_Material supplied_.
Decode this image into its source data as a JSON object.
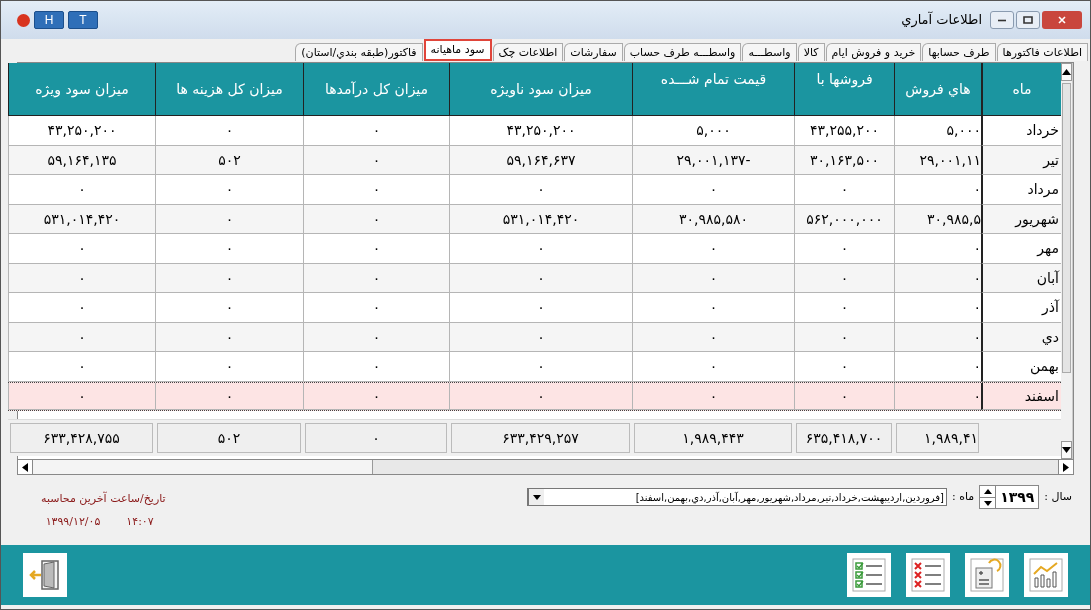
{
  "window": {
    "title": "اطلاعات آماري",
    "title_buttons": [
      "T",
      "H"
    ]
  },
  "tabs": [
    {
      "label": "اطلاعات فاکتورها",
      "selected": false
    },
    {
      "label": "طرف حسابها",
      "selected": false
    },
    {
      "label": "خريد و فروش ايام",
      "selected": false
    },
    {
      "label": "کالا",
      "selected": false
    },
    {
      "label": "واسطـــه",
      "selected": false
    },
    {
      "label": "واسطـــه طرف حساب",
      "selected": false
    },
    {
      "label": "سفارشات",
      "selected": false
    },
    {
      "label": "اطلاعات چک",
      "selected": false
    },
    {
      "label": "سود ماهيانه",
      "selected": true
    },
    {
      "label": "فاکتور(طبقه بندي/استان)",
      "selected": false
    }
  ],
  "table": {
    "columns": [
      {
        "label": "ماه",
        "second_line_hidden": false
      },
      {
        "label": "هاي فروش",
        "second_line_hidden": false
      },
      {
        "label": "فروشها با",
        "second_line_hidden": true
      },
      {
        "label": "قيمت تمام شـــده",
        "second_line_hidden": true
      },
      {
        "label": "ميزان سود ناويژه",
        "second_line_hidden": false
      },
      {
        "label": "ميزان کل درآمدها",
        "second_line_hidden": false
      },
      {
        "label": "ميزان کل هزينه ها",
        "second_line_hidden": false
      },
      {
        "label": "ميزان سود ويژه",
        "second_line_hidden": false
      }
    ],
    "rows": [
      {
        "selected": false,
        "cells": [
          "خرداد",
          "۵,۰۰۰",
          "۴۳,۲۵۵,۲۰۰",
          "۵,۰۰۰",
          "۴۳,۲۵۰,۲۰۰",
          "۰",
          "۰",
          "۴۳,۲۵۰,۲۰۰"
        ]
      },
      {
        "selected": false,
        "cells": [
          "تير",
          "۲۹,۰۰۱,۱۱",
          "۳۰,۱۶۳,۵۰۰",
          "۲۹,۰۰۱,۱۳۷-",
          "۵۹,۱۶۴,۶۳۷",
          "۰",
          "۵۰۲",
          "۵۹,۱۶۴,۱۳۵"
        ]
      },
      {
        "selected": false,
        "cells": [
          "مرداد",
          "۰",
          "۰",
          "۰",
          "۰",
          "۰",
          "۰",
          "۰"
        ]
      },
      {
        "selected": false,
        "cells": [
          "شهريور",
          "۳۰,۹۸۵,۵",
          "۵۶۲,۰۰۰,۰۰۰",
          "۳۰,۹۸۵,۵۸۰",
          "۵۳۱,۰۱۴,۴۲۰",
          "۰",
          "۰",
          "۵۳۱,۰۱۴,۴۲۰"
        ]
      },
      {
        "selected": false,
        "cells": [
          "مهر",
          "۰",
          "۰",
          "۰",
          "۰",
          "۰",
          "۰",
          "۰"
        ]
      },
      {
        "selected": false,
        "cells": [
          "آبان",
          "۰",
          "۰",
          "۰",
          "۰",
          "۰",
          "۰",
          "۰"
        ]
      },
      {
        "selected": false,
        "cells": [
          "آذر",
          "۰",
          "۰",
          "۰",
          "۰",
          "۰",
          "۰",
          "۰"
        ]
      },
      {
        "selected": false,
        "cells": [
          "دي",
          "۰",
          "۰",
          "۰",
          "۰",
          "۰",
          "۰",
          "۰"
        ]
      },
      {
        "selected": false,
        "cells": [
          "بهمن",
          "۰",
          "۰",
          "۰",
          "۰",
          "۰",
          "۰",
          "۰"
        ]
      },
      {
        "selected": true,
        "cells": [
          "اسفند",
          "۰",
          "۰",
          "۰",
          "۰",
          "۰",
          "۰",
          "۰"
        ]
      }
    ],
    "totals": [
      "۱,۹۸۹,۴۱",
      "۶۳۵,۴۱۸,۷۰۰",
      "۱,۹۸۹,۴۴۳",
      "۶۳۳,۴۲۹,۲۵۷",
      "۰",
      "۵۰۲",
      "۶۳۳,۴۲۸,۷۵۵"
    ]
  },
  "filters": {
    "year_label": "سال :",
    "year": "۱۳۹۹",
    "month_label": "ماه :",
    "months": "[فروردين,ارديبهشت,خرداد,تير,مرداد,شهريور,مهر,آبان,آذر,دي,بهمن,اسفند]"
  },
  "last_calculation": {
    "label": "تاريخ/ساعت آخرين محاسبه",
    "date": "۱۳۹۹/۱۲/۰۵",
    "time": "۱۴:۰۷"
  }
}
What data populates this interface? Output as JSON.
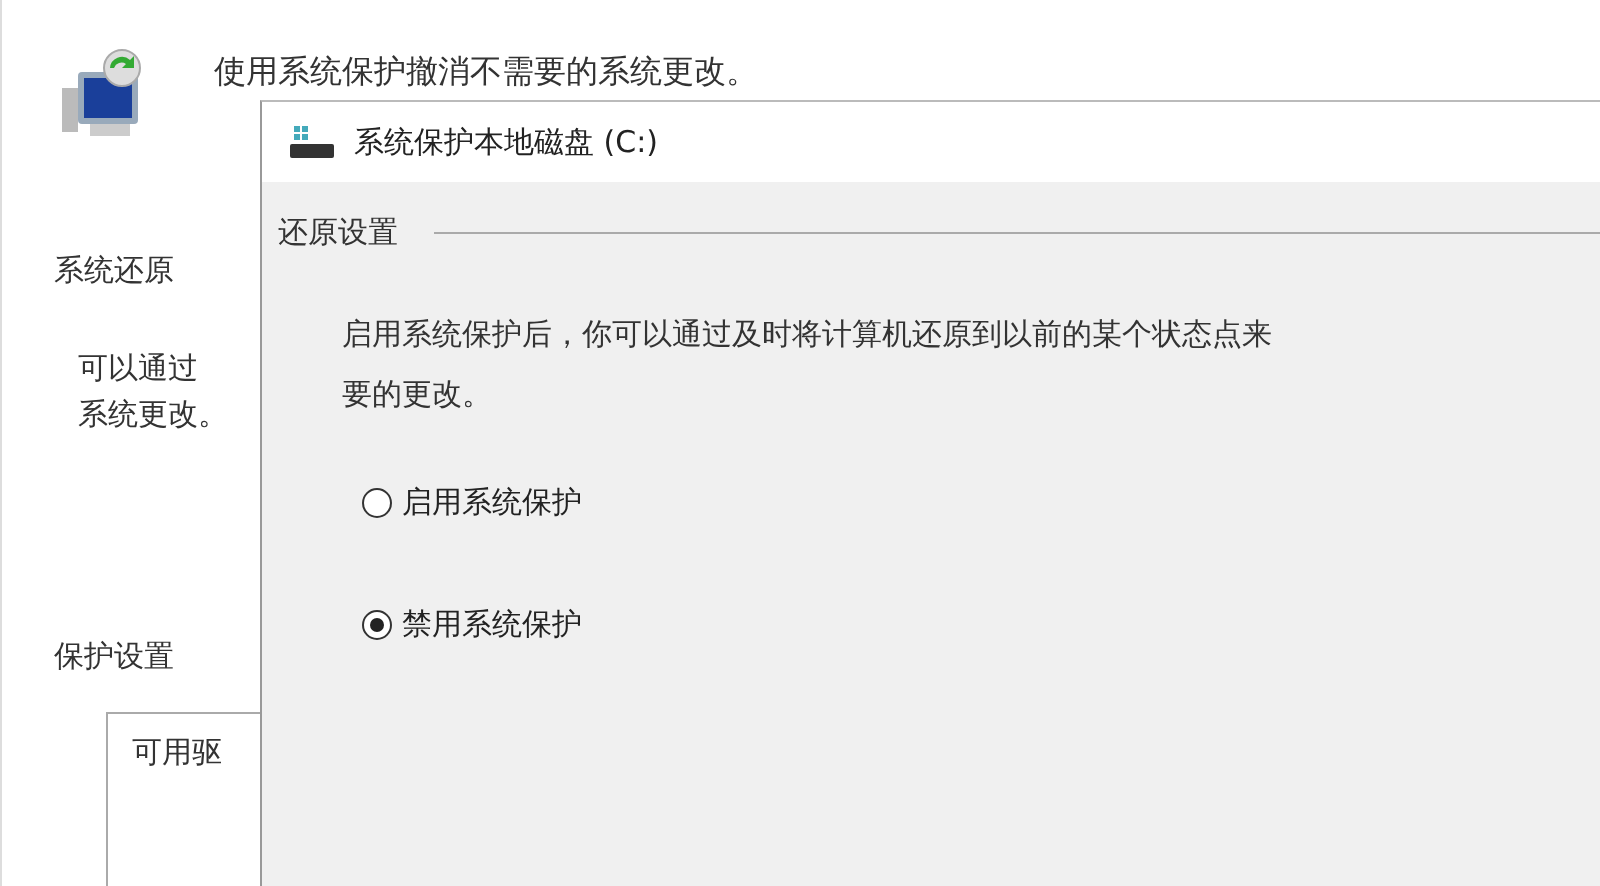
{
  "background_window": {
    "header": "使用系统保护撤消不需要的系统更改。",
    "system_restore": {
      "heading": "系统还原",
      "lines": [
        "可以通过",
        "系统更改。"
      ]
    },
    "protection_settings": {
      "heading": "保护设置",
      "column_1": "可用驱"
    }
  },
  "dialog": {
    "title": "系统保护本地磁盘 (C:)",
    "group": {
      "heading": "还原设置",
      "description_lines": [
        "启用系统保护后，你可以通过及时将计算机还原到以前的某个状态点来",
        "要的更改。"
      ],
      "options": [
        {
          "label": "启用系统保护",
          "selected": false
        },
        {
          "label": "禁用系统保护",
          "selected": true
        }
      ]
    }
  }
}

_What to produce_.
Extract from the data every line where "آبان" shows up.

_Result for this exercise_.
          "آبان",
    "months": "[فروردين,ارديبهشت,خرداد,تير,مرداد,شهريور,مهر,آبان,آذر,دي,بهمن,اسفند]"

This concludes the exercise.